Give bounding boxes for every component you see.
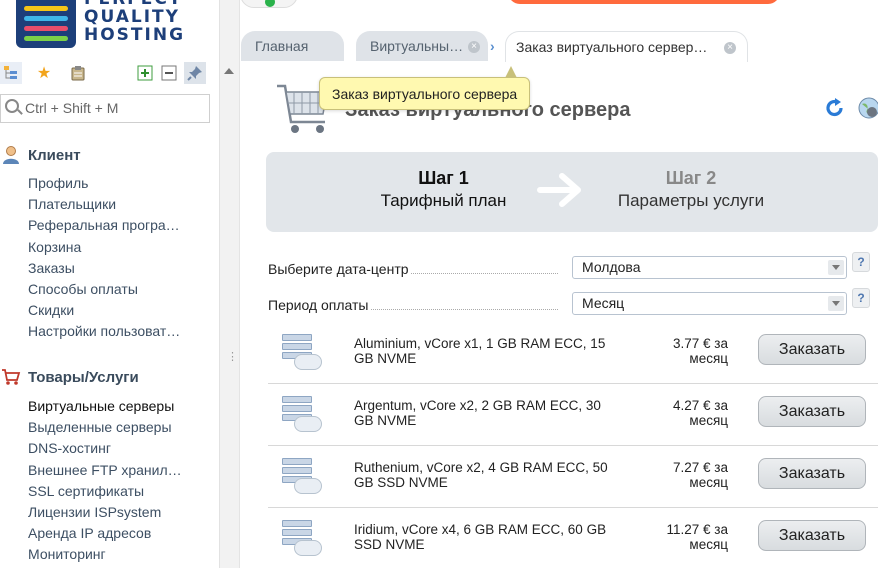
plan-row: Argentum, vCore x2, 2 GB RAM ECC, 30 GB … (268, 384, 878, 446)
status-toggle[interactable] (240, 0, 298, 8)
step-2[interactable]: Шаг 2 Параметры услуги (606, 168, 776, 211)
sidebar-item-vps[interactable]: Виртуальные серверы (28, 396, 213, 417)
plan-row: Ruthenium, vCore x2, 4 GB RAM ECC, 50 GB… (268, 446, 878, 508)
tab-home-label: Главная (255, 38, 309, 54)
sidebar-item-profile[interactable]: Профиль (28, 173, 213, 194)
order-button[interactable]: Заказать (758, 334, 866, 365)
step-2-number: Шаг 2 (665, 168, 717, 188)
search-box[interactable] (0, 94, 210, 123)
period-label: Период оплаты (268, 297, 371, 313)
period-row: Период оплаты Месяц ? (268, 288, 878, 318)
globe-icon[interactable] (857, 96, 878, 120)
sidebar-splitter[interactable]: ⋮ (220, 0, 240, 568)
sidebar-item-payment-methods[interactable]: Способы оплаты (28, 279, 213, 300)
section-goods[interactable]: Товары/Услуги (0, 367, 139, 387)
status-dot-icon (265, 0, 275, 7)
order-button[interactable]: Заказать (758, 396, 866, 427)
user-icon (0, 145, 22, 165)
tab-order-label: Заказ виртуального сервер… (516, 39, 708, 55)
close-icon[interactable]: × (468, 41, 480, 53)
sidebar: PERFECT QUALITY HOSTING ★ Клиент Профиль (0, 0, 220, 568)
section-client[interactable]: Клиент (0, 145, 81, 165)
search-input[interactable] (25, 100, 205, 116)
sidebar-toolbar: ★ (0, 62, 220, 86)
minus-icon[interactable] (158, 62, 180, 84)
company-logo[interactable]: PERFECT QUALITY HOSTING (14, 0, 214, 52)
cart-icon (0, 367, 22, 387)
plan-name: Argentum, vCore x2, 2 GB RAM ECC, 30 GB … (354, 398, 601, 428)
order-button[interactable]: Заказать (758, 458, 866, 489)
datacenter-select[interactable]: Молдова (572, 256, 847, 279)
plan-price: 7.27 € за месяц (673, 460, 728, 490)
plan-row: Aluminium, vCore x1, 1 GB RAM ECC, 15 GB… (268, 322, 878, 384)
collapse-up-icon[interactable] (224, 68, 234, 74)
close-icon[interactable]: × (724, 42, 736, 54)
chevron-right-icon: › (490, 38, 495, 54)
sidebar-item-user-settings[interactable]: Настройки пользоват… (28, 321, 213, 342)
section-goods-title: Товары/Услуги (28, 368, 139, 386)
period-value: Месяц (582, 295, 625, 311)
sidebar-item-monitoring[interactable]: Мониторинг (28, 544, 213, 565)
arrow-right-icon (536, 170, 586, 210)
order-steps: Шаг 1 Тарифный план Шаг 2 Параметры услу… (266, 152, 878, 232)
plan-name: Ruthenium, vCore x2, 4 GB RAM ECC, 50 GB… (354, 460, 608, 490)
datacenter-row: Выберите дата-центр Молдова ? (268, 252, 878, 282)
plan-name: Iridium, vCore x4, 6 GB RAM ECC, 60 GB S… (354, 522, 607, 552)
pin-icon[interactable] (184, 62, 206, 84)
help-icon[interactable]: ? (852, 288, 870, 308)
refresh-icon[interactable] (824, 97, 846, 119)
chevron-down-icon[interactable] (828, 296, 844, 311)
tab-order-vps[interactable]: Заказ виртуального сервер… × (505, 31, 748, 63)
sidebar-item-referral[interactable]: Реферальная програ… (28, 215, 213, 236)
plan-row: Iridium, vCore x4, 6 GB RAM ECC, 60 GB S… (268, 508, 878, 570)
star-icon[interactable]: ★ (33, 62, 55, 84)
step-2-label: Параметры услуги (617, 191, 765, 210)
plan-price: 4.27 € за месяц (673, 398, 728, 428)
logo-mark-icon (16, 0, 76, 48)
plus-icon[interactable] (134, 62, 156, 84)
datacenter-label: Выберите дата-центр (268, 261, 411, 277)
sidebar-item-ssl[interactable]: SSL сертификаты (28, 481, 213, 502)
sidebar-item-cart[interactable]: Корзина (28, 237, 213, 258)
plan-price: 11.27 € за месяц (666, 522, 729, 552)
goods-menu: Виртуальные серверы Выделенные серверы D… (28, 396, 213, 566)
sidebar-item-ftp[interactable]: Внешнее FTP хранил… (28, 460, 213, 481)
order-button[interactable]: Заказать (758, 520, 866, 551)
page-tooltip: Заказ виртуального сервера (319, 66, 531, 110)
tab-home[interactable]: Главная (241, 31, 344, 61)
sidebar-item-dedicated[interactable]: Выделенные серверы (28, 417, 213, 438)
tab-vps-label: Виртуальны… (370, 38, 464, 54)
period-select[interactable]: Месяц (572, 292, 847, 315)
section-client-title: Клиент (28, 146, 81, 164)
help-icon[interactable]: ? (852, 252, 870, 272)
step-1-number: Шаг 1 (418, 168, 469, 188)
client-menu: Профиль Плательщики Реферальная програ… … (28, 173, 213, 343)
server-icon (280, 456, 324, 498)
sidebar-item-orders[interactable]: Заказы (28, 258, 213, 279)
sidebar-item-discounts[interactable]: Скидки (28, 300, 213, 321)
step-1[interactable]: Шаг 1 Тарифный план (366, 168, 521, 211)
tree-icon[interactable] (0, 62, 22, 84)
logo-word-3: HOSTING (84, 25, 186, 45)
tab-vps[interactable]: Виртуальны… × (356, 31, 488, 61)
sidebar-item-dns[interactable]: DNS-хостинг (28, 438, 213, 459)
server-icon (280, 332, 324, 374)
search-icon (5, 99, 19, 113)
step-1-label: Тарифный план (380, 191, 507, 210)
server-icon (280, 394, 324, 436)
plan-price: 3.77 € за месяц (673, 336, 728, 366)
server-icon (280, 518, 324, 560)
plan-name: Aluminium, vCore x1, 1 GB RAM ECC, 15 GB… (354, 336, 606, 366)
grip-icon[interactable]: ⋮ (227, 350, 238, 363)
datacenter-value: Молдова (582, 259, 641, 275)
promo-button[interactable] (508, 0, 780, 4)
chevron-down-icon[interactable] (828, 260, 844, 275)
sidebar-item-ip[interactable]: Аренда IP адресов (28, 523, 213, 544)
logo-word-2: QUALITY (84, 7, 180, 27)
clipboard-icon[interactable] (67, 62, 89, 84)
sidebar-item-payers[interactable]: Плательщики (28, 194, 213, 215)
sidebar-item-licenses[interactable]: Лицензии ISPsystem (28, 502, 213, 523)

# # # # #

-- AIM OF THE TASK --
Copy every line of the material above without changing anything, and leave out the picture.

-- PROBLEM SOLUTION --
Give bounding boxes for every component you see.
plan-row: Argentum, vCore x2, 2 GB RAM ECC, 30 GB … (268, 384, 878, 446)
status-toggle[interactable] (240, 0, 298, 8)
step-2[interactable]: Шаг 2 Параметры услуги (606, 168, 776, 211)
sidebar-item-vps[interactable]: Виртуальные серверы (28, 396, 213, 417)
plan-row: Ruthenium, vCore x2, 4 GB RAM ECC, 50 GB… (268, 446, 878, 508)
tab-home-label: Главная (255, 38, 309, 54)
sidebar-item-profile[interactable]: Профиль (28, 173, 213, 194)
order-button[interactable]: Заказать (758, 334, 866, 365)
step-2-number: Шаг 2 (665, 168, 717, 188)
search-box[interactable] (0, 94, 210, 123)
period-label: Период оплаты (268, 297, 371, 313)
period-row: Период оплаты Месяц ? (268, 288, 878, 318)
globe-icon[interactable] (857, 96, 878, 120)
sidebar-splitter[interactable]: ⋮ (220, 0, 240, 568)
sidebar-item-payment-methods[interactable]: Способы оплаты (28, 279, 213, 300)
section-goods[interactable]: Товары/Услуги (0, 367, 139, 387)
status-dot-icon (265, 0, 275, 7)
order-button[interactable]: Заказать (758, 396, 866, 427)
user-icon (0, 145, 22, 165)
tab-order-label: Заказ виртуального сервер… (516, 39, 708, 55)
close-icon[interactable]: × (468, 41, 480, 53)
sidebar: PERFECT QUALITY HOSTING ★ Клиент Профиль (0, 0, 220, 568)
section-client[interactable]: Клиент (0, 145, 81, 165)
search-input[interactable] (25, 100, 205, 116)
sidebar-toolbar: ★ (0, 62, 220, 86)
minus-icon[interactable] (158, 62, 180, 84)
company-logo[interactable]: PERFECT QUALITY HOSTING (14, 0, 214, 52)
cart-icon (0, 367, 22, 387)
plan-name: Argentum, vCore x2, 2 GB RAM ECC, 30 GB … (354, 398, 601, 428)
order-button[interactable]: Заказать (758, 458, 866, 489)
datacenter-select[interactable]: Молдова (572, 256, 847, 279)
plan-price: 7.27 € за месяц (673, 460, 728, 490)
plan-row: Aluminium, vCore x1, 1 GB RAM ECC, 15 GB… (268, 322, 878, 384)
collapse-up-icon[interactable] (224, 68, 234, 74)
close-icon[interactable]: × (724, 42, 736, 54)
chevron-right-icon: › (490, 38, 495, 54)
sidebar-item-user-settings[interactable]: Настройки пользоват… (28, 321, 213, 342)
section-goods-title: Товары/Услуги (28, 368, 139, 386)
period-value: Месяц (582, 295, 625, 311)
sidebar-item-monitoring[interactable]: Мониторинг (28, 544, 213, 565)
arrow-right-icon (536, 170, 586, 210)
order-steps: Шаг 1 Тарифный план Шаг 2 Параметры услу… (266, 152, 878, 232)
plan-name: Ruthenium, vCore x2, 4 GB RAM ECC, 50 GB… (354, 460, 608, 490)
datacenter-row: Выберите дата-центр Молдова ? (268, 252, 878, 282)
plan-name: Iridium, vCore x4, 6 GB RAM ECC, 60 GB S… (354, 522, 607, 552)
pin-icon[interactable] (184, 62, 206, 84)
help-icon[interactable]: ? (852, 288, 870, 308)
refresh-icon[interactable] (824, 97, 846, 119)
chevron-down-icon[interactable] (828, 296, 844, 311)
tab-order-vps[interactable]: Заказ виртуального сервер… × (505, 31, 748, 63)
sidebar-item-referral[interactable]: Реферальная програ… (28, 215, 213, 236)
plan-row: Iridium, vCore x4, 6 GB RAM ECC, 60 GB S… (268, 508, 878, 570)
star-icon[interactable]: ★ (33, 62, 55, 84)
step-2-label: Параметры услуги (617, 191, 765, 210)
plan-price: 4.27 € за месяц (673, 398, 728, 428)
logo-mark-icon (16, 0, 76, 48)
plus-icon[interactable] (134, 62, 156, 84)
datacenter-label: Выберите дата-центр (268, 261, 411, 277)
sidebar-item-ssl[interactable]: SSL сертификаты (28, 481, 213, 502)
sidebar-item-cart[interactable]: Корзина (28, 237, 213, 258)
plan-price: 11.27 € за месяц (666, 522, 729, 552)
goods-menu: Виртуальные серверы Выделенные серверы D… (28, 396, 213, 566)
sidebar-item-ftp[interactable]: Внешнее FTP хранил… (28, 460, 213, 481)
order-button[interactable]: Заказать (758, 520, 866, 551)
page-tooltip: Заказ виртуального сервера (319, 66, 531, 110)
tab-home[interactable]: Главная (241, 31, 344, 61)
sidebar-item-dedicated[interactable]: Выделенные серверы (28, 417, 213, 438)
tab-vps-label: Виртуальны… (370, 38, 464, 54)
period-select[interactable]: Месяц (572, 292, 847, 315)
section-client-title: Клиент (28, 146, 81, 164)
help-icon[interactable]: ? (852, 252, 870, 272)
step-1-number: Шаг 1 (418, 168, 469, 188)
client-menu: Профиль Плательщики Реферальная програ… … (28, 173, 213, 343)
server-icon (280, 456, 324, 498)
sidebar-item-orders[interactable]: Заказы (28, 258, 213, 279)
sidebar-item-discounts[interactable]: Скидки (28, 300, 213, 321)
step-1[interactable]: Шаг 1 Тарифный план (366, 168, 521, 211)
tree-icon[interactable] (0, 62, 22, 84)
logo-word-3: HOSTING (84, 25, 186, 45)
tab-vps[interactable]: Виртуальны… × (356, 31, 488, 61)
sidebar-item-dns[interactable]: DNS-хостинг (28, 438, 213, 459)
server-icon (280, 332, 324, 374)
search-icon (5, 99, 19, 113)
step-1-label: Тарифный план (380, 191, 507, 210)
server-icon (280, 394, 324, 436)
plan-price: 3.77 € за месяц (673, 336, 728, 366)
server-icon (280, 518, 324, 560)
plan-name: Aluminium, vCore x1, 1 GB RAM ECC, 15 GB… (354, 336, 606, 366)
grip-icon[interactable]: ⋮ (227, 350, 238, 363)
datacenter-value: Молдова (582, 259, 641, 275)
promo-button[interactable] (508, 0, 780, 4)
chevron-down-icon[interactable] (828, 260, 844, 275)
sidebar-item-ip[interactable]: Аренда IP адресов (28, 523, 213, 544)
logo-word-2: QUALITY (84, 7, 180, 27)
clipboard-icon[interactable] (67, 62, 89, 84)
sidebar-item-payers[interactable]: Плательщики (28, 194, 213, 215)
sidebar-item-licenses[interactable]: Лицензии ISPsystem (28, 502, 213, 523)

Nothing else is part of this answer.